DIRECTION —
Using the listing below, extract each line that has the word "Участок" in it.

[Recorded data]
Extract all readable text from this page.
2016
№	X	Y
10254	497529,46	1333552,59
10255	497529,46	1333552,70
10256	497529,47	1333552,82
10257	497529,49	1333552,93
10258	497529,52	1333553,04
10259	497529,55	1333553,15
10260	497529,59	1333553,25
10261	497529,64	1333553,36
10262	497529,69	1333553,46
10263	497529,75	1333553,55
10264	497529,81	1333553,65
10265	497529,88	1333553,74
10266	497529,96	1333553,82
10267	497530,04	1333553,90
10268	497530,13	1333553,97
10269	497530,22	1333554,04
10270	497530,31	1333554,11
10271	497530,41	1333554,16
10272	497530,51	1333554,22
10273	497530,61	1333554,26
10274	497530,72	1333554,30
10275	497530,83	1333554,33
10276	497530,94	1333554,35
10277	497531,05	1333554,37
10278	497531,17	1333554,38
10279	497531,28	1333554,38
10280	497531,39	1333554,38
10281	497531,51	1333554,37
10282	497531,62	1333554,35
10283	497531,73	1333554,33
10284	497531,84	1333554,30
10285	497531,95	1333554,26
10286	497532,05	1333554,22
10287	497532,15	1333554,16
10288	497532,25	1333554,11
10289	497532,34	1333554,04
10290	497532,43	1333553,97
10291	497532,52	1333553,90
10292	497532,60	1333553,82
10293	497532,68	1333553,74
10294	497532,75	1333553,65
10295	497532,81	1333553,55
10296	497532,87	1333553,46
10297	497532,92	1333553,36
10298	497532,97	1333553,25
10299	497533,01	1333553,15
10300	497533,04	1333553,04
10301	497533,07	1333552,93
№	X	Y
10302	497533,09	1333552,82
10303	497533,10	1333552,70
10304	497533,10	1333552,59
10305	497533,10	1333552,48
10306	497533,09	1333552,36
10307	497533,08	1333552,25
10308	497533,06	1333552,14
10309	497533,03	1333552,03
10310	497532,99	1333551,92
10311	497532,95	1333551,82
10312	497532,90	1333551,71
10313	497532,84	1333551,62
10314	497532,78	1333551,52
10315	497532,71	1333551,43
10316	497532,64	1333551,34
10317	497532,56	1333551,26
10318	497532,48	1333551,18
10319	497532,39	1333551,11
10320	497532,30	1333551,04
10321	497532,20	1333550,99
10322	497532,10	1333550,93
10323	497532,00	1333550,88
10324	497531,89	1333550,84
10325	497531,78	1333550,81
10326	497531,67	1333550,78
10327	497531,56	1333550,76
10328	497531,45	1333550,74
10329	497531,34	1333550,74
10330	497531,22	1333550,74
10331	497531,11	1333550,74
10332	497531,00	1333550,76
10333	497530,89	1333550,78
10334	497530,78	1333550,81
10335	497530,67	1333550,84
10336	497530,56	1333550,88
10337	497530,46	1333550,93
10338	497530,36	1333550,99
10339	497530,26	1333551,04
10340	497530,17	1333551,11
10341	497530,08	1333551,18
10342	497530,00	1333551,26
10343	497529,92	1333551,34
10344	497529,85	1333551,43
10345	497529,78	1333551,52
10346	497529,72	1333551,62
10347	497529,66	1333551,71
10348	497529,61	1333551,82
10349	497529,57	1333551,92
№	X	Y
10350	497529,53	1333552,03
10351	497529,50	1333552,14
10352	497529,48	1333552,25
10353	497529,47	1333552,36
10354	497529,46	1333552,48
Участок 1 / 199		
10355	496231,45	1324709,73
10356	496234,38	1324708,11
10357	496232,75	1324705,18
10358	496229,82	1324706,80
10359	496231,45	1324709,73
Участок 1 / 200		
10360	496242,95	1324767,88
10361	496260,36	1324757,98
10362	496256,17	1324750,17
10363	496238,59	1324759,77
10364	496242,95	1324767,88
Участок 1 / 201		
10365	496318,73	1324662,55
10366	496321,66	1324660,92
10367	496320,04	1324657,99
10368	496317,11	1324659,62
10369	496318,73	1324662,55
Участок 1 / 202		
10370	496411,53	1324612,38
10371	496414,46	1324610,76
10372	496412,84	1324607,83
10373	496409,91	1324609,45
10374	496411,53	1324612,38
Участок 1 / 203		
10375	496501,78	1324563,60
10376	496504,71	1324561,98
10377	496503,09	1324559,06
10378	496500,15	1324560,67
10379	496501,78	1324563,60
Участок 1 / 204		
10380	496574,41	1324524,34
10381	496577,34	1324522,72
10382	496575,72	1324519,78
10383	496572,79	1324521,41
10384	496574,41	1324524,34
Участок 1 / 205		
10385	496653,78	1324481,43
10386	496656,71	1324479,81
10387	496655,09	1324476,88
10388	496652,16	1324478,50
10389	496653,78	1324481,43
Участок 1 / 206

RIGHT ANSWER —
Участок 1 / 199		
Участок 1 / 200		
Участок 1 / 201		
Участок 1 / 202		
Участок 1 / 203		
Участок 1 / 204		
Участок 1 / 205		
Участок 1 / 206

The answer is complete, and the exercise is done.